[Stored entries]

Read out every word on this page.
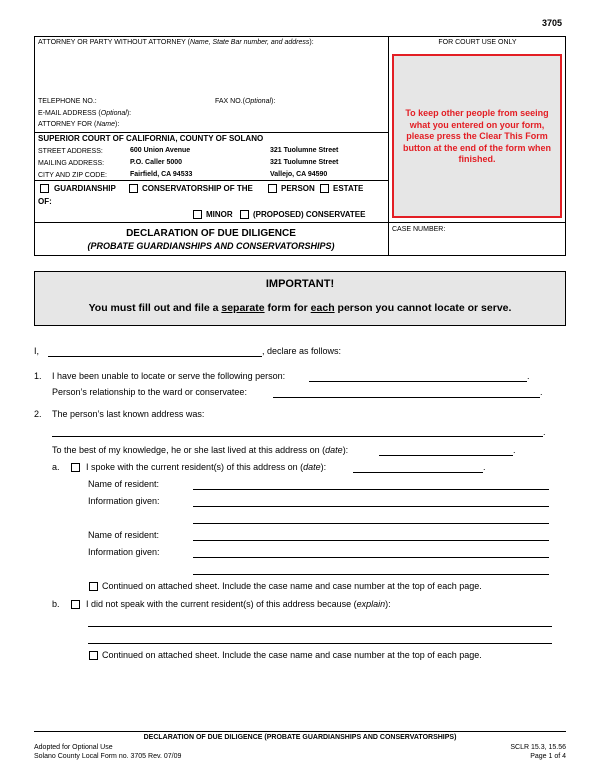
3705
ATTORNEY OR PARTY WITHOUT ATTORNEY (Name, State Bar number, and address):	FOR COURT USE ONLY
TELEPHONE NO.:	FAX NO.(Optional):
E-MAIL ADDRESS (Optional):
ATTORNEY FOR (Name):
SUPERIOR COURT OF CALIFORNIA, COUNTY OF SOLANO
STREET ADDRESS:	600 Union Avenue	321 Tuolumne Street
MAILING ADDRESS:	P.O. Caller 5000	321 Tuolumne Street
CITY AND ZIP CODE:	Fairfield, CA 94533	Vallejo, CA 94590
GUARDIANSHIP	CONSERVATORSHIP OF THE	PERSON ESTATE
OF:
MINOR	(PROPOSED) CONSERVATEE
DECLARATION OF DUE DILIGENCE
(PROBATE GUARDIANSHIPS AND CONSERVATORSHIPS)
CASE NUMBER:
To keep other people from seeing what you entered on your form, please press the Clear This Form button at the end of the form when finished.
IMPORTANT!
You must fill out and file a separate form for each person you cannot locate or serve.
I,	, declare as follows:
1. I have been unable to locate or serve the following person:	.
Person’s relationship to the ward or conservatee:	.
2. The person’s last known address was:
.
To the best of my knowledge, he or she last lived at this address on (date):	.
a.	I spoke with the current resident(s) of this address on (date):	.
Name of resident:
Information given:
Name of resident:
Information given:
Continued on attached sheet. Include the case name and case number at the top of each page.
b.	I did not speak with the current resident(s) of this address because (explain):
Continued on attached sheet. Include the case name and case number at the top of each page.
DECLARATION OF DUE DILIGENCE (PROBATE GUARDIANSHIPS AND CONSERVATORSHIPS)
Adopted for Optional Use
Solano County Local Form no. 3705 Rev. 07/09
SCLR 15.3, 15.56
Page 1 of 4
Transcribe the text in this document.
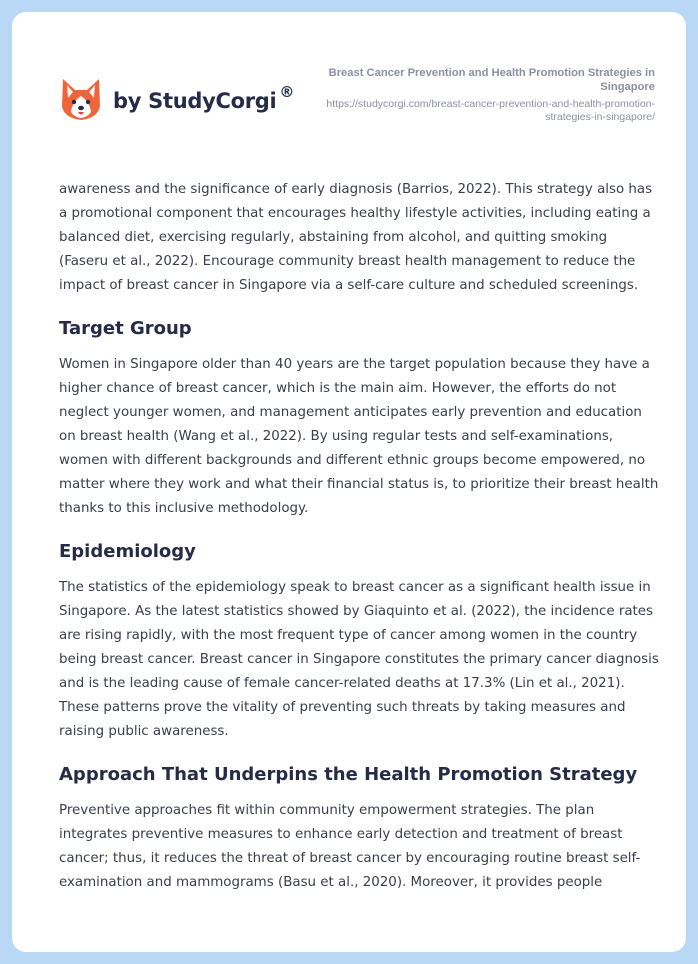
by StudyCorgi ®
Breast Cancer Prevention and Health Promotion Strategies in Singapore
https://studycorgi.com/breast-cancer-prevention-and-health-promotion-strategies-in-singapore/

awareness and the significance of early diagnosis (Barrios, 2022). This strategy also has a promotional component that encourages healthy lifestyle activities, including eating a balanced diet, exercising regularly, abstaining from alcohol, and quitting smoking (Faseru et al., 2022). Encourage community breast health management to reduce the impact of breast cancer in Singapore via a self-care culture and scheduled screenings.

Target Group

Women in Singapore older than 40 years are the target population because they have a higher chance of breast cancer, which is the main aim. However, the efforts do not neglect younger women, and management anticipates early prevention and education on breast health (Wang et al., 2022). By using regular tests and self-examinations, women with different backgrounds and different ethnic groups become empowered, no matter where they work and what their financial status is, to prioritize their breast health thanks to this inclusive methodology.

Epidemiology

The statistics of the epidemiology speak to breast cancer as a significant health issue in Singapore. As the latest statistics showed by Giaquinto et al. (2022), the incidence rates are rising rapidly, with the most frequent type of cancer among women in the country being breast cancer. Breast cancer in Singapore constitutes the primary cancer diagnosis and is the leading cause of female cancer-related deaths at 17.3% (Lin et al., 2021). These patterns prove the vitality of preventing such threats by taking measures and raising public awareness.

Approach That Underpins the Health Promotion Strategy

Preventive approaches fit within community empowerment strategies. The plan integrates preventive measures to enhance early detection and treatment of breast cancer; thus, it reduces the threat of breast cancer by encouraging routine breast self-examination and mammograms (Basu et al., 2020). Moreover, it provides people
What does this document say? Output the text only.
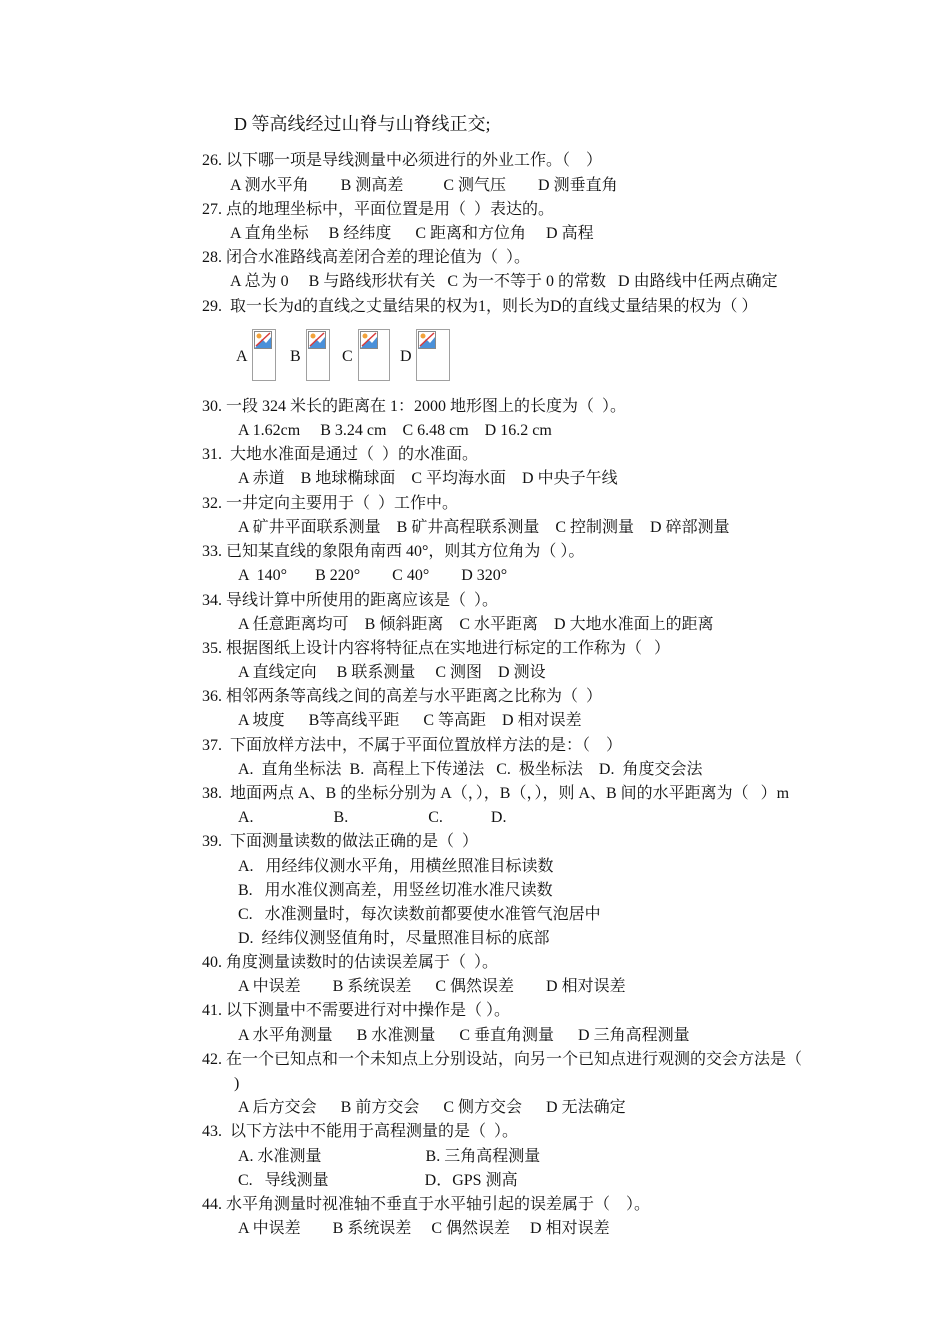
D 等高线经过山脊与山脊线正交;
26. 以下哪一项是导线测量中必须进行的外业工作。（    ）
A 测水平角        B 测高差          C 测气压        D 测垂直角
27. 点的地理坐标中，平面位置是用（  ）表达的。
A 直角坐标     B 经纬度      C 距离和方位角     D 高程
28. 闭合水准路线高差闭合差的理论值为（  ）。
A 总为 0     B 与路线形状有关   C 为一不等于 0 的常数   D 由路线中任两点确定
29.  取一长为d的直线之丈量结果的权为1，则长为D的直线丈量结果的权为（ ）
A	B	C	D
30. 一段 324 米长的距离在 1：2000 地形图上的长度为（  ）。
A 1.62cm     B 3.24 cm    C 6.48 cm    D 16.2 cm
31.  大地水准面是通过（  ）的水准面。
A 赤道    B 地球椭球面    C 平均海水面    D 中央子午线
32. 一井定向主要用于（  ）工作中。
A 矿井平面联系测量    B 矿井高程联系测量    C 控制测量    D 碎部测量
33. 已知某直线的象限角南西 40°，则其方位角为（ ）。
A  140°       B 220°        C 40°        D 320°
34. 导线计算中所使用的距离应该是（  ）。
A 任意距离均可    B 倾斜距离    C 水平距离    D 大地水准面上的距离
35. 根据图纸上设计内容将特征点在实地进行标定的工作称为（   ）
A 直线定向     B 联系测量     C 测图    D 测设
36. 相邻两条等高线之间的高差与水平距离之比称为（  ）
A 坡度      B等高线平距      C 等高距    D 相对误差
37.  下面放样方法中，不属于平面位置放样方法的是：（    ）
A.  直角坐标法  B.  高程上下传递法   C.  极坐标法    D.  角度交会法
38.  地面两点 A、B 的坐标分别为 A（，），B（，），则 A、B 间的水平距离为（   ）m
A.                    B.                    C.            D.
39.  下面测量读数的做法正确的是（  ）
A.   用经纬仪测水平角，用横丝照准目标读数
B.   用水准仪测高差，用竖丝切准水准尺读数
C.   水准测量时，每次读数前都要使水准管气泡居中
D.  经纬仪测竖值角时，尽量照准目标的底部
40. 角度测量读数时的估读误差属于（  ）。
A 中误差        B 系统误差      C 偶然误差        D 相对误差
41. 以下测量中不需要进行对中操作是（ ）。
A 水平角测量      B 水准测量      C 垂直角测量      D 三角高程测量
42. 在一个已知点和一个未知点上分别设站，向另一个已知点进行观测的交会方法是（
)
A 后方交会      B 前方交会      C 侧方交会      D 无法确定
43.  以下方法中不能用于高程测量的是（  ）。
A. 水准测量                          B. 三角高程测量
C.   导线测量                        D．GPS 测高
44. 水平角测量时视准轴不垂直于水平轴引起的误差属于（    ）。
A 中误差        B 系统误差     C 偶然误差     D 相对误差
==
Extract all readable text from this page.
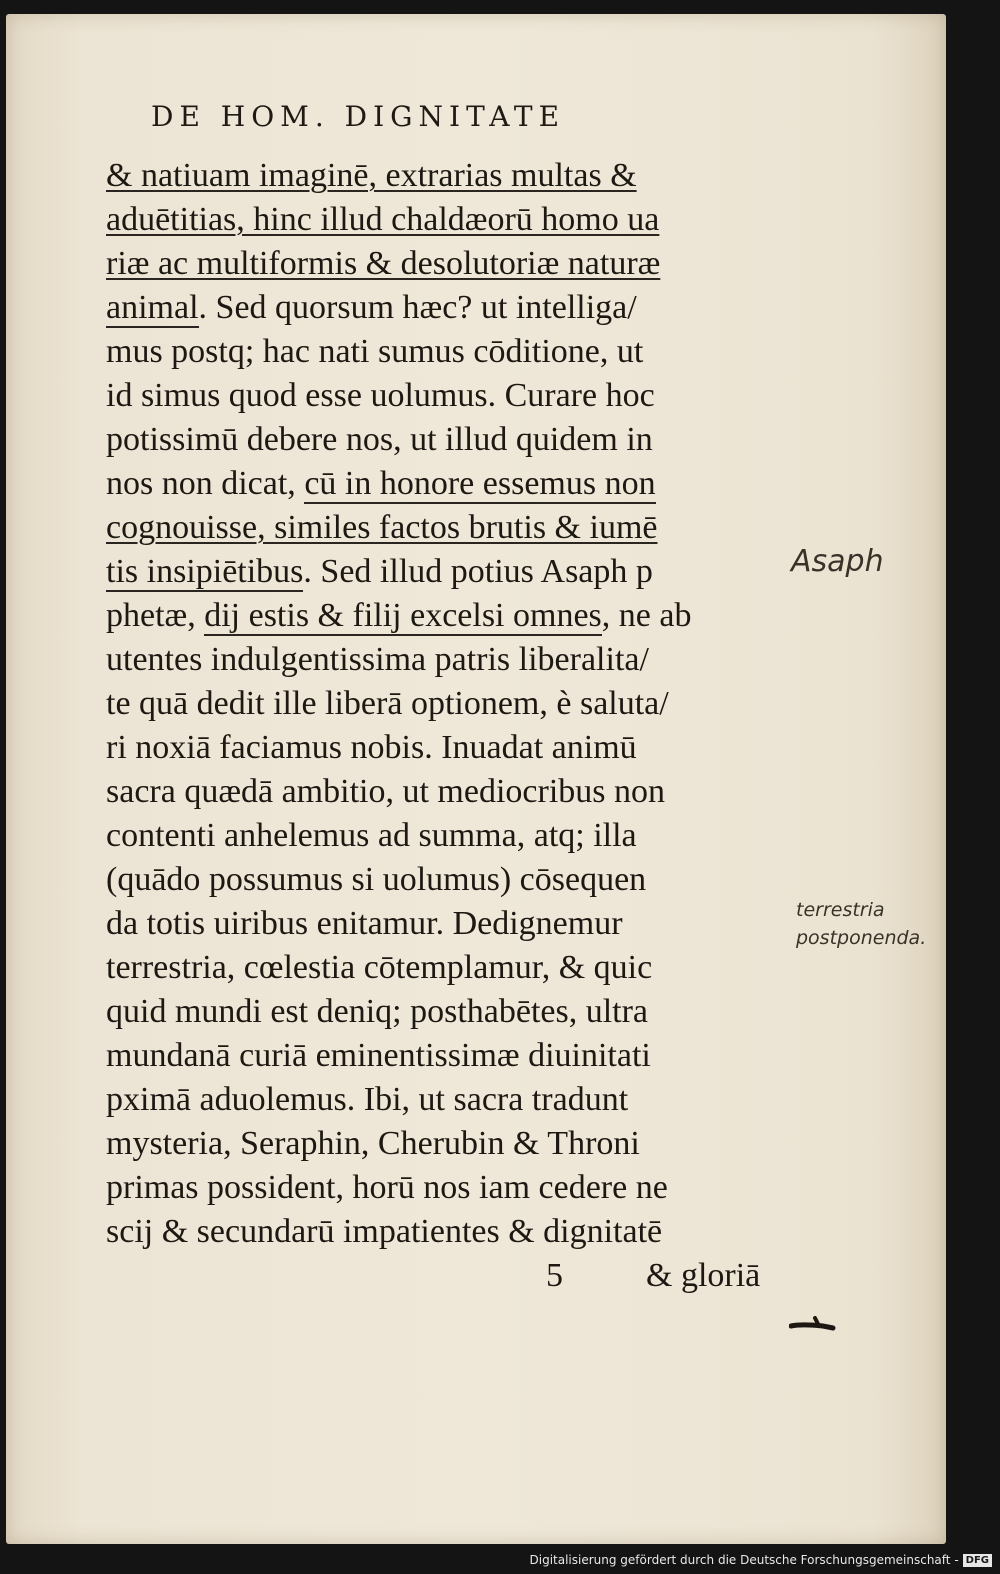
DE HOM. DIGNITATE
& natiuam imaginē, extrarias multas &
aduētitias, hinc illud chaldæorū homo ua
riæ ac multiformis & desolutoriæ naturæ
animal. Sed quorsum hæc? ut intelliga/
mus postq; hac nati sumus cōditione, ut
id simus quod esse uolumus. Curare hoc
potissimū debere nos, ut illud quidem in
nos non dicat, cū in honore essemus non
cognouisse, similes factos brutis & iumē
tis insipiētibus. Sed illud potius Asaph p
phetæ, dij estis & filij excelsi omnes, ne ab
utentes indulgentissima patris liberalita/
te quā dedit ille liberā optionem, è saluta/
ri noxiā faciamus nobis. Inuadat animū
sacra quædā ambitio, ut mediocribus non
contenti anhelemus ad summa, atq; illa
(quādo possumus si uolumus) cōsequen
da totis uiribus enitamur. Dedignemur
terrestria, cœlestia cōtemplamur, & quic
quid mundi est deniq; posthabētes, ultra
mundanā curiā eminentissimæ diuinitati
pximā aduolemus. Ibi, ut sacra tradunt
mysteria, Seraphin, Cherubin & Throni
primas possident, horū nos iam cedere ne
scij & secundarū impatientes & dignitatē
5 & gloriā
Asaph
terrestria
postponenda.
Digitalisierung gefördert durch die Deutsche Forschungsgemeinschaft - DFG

* _YOUR TASK_
Find every line that holds "PROBATE" and copy it.

* _TASK RESPONSE_
(PROBATE GUARDIANSHIPS AND CONSERVATORSHIPS)
DECLARATION OF DUE DILIGENCE (PROBATE GUARDIANSHIPS AND CONSERVATORSHIPS)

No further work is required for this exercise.